> _Available records_

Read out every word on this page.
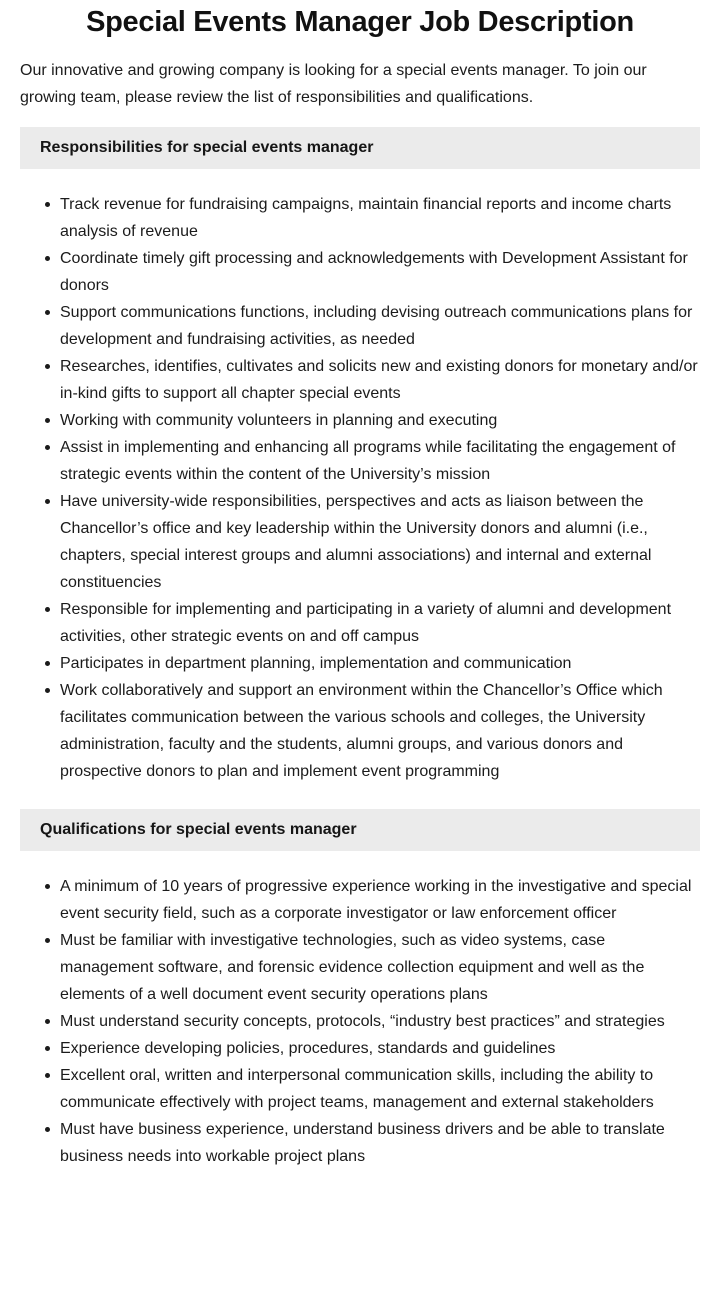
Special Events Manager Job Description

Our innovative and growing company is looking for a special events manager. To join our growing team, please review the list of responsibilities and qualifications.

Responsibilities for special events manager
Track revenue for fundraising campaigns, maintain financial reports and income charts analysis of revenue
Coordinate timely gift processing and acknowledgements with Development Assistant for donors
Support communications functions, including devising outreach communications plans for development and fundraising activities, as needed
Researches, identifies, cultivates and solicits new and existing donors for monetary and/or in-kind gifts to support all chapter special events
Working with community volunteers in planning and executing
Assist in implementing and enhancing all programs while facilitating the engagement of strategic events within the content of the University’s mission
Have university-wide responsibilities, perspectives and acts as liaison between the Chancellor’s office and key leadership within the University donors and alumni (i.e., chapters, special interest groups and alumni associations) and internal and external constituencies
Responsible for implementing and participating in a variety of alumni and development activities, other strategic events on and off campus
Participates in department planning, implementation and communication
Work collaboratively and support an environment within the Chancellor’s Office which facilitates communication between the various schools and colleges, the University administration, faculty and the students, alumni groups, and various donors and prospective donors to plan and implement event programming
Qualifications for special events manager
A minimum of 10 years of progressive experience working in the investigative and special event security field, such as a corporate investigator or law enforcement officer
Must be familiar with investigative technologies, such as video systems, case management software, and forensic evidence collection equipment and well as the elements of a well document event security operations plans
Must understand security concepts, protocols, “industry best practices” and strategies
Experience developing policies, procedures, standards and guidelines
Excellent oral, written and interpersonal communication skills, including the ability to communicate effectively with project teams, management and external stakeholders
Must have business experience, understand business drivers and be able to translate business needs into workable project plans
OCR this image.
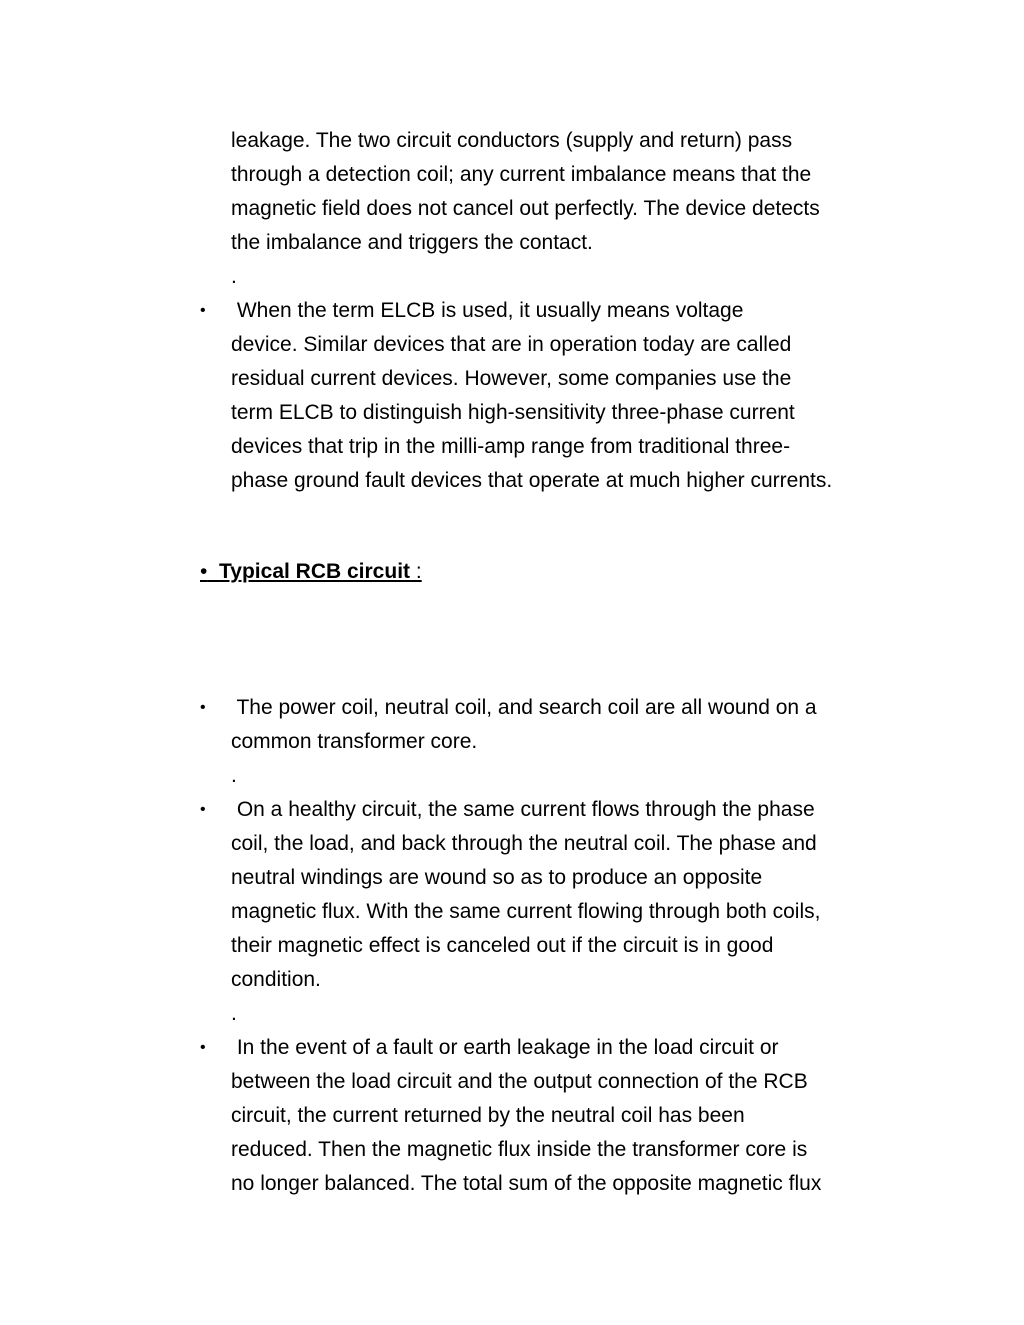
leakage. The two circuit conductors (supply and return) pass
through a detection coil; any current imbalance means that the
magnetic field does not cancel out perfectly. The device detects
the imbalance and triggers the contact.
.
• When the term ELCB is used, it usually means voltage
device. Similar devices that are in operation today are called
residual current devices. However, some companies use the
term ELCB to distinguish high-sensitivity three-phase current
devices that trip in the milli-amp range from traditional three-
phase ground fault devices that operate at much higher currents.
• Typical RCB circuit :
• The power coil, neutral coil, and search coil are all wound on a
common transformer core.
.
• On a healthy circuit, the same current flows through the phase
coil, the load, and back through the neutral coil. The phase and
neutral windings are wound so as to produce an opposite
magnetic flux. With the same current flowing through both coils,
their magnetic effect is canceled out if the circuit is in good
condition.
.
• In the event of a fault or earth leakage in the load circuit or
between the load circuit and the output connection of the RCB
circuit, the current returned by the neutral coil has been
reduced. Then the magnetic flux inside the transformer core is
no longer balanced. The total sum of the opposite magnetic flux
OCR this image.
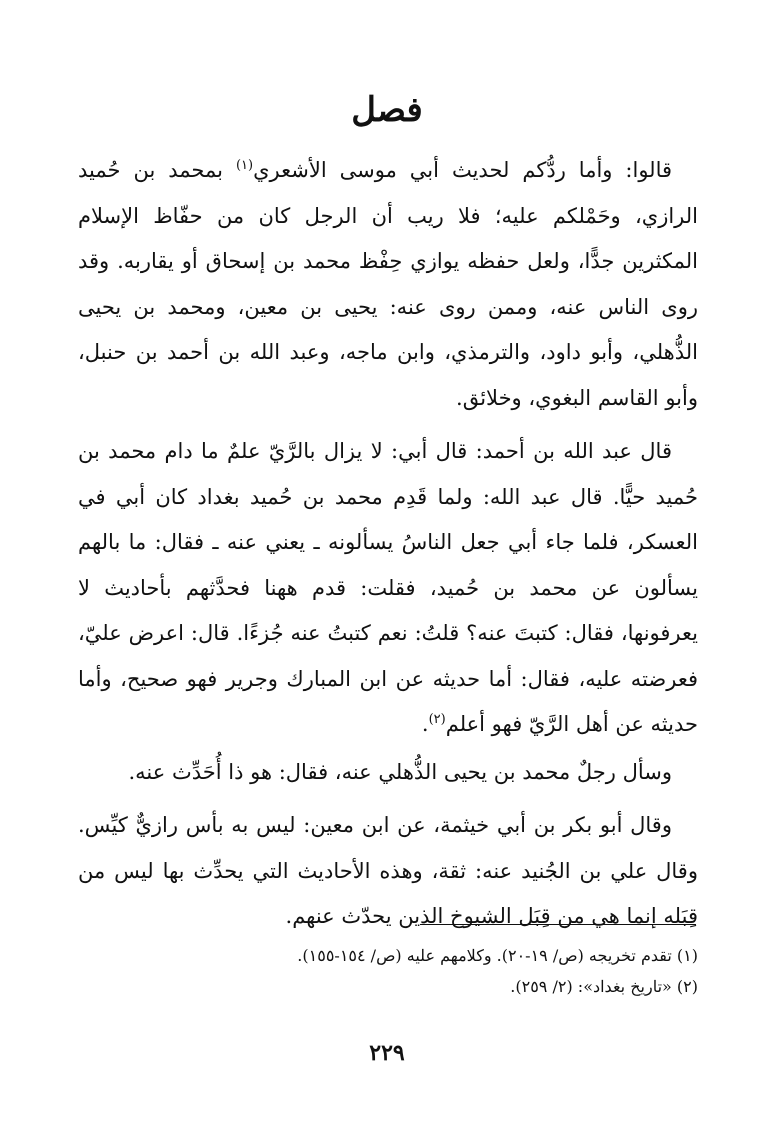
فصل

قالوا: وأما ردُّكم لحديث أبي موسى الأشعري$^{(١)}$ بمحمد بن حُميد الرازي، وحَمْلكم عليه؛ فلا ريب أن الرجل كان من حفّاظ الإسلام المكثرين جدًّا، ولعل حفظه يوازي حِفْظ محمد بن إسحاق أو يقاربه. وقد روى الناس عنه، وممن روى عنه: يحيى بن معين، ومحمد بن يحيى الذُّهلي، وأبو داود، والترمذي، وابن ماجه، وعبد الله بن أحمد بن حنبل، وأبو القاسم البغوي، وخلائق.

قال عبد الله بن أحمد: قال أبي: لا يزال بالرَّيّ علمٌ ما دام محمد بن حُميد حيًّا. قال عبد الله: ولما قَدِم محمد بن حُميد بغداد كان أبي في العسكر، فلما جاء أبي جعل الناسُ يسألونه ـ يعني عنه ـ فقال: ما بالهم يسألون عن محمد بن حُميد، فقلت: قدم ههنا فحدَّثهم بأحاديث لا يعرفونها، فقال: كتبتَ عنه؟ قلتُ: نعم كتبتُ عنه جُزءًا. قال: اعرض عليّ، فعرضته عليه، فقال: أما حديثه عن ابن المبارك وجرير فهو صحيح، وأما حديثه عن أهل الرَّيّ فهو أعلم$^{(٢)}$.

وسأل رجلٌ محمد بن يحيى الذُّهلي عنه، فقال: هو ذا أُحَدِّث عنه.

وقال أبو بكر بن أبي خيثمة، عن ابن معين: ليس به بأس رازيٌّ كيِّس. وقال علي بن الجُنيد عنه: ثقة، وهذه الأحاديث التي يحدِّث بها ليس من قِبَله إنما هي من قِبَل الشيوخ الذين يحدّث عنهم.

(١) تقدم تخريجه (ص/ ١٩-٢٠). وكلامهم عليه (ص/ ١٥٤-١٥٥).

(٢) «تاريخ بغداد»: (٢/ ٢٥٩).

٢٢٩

> _Aim of the exercise_
From the entries above, return each line with the word "project" in it.

> _Completed task_
Excellent oral, written and interpersonal communication skills, including the ability to communicate effectively with project teams, management and external stakeholders
Must have business experience, understand business drivers and be able to translate business needs into workable project plans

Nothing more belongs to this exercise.